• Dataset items
# # # # # # #

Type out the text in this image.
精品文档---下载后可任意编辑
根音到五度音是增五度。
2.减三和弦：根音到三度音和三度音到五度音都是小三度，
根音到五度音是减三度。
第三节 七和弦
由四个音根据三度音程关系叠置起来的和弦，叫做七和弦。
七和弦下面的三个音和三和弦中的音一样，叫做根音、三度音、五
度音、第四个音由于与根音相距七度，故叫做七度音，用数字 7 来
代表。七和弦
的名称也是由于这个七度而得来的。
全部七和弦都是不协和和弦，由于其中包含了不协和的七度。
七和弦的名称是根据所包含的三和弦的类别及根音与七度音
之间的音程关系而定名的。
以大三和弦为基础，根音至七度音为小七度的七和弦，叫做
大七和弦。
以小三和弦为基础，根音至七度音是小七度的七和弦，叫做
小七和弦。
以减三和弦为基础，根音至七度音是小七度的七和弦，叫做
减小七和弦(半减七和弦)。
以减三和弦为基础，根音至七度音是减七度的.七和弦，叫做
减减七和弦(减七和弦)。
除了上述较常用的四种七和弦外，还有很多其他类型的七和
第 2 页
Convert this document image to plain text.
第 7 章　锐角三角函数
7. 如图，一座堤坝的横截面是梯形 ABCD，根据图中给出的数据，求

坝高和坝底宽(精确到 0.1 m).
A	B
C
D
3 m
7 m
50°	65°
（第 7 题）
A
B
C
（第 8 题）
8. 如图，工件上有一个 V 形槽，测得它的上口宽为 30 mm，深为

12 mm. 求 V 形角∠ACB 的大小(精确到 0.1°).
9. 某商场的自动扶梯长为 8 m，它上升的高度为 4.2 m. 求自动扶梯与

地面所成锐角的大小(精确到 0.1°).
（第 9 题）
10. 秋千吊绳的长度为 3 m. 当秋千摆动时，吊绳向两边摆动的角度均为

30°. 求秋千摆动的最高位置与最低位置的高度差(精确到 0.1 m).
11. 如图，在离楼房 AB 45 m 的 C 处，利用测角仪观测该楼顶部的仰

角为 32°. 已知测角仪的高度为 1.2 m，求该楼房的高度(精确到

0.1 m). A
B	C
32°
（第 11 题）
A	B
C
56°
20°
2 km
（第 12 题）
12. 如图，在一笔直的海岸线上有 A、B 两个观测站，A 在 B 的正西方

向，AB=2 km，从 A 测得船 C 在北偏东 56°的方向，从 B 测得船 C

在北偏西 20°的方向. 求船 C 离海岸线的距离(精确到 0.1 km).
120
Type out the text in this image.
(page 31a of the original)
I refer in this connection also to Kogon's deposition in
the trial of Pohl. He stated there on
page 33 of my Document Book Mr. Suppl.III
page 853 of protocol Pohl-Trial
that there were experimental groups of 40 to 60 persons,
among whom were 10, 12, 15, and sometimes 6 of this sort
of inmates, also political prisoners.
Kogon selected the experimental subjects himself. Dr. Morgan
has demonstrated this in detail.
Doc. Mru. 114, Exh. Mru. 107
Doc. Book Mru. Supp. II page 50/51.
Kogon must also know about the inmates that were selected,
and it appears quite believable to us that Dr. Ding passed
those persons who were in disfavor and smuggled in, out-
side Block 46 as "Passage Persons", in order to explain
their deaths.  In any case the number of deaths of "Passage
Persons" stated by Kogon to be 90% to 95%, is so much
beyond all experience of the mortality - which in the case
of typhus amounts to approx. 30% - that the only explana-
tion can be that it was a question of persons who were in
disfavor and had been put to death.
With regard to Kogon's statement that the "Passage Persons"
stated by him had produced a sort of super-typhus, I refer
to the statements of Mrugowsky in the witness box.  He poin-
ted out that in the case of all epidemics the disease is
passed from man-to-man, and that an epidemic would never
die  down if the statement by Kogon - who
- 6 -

# # # # # # #

• The problem
Extract each line holding the string "page".

• Output below
(page 31a of the original)
page 33 of my Document Book Mr. Suppl.III
page 853 of protocol Pohl-Trial
Doc. Book Mru. Supp. II page 50/51.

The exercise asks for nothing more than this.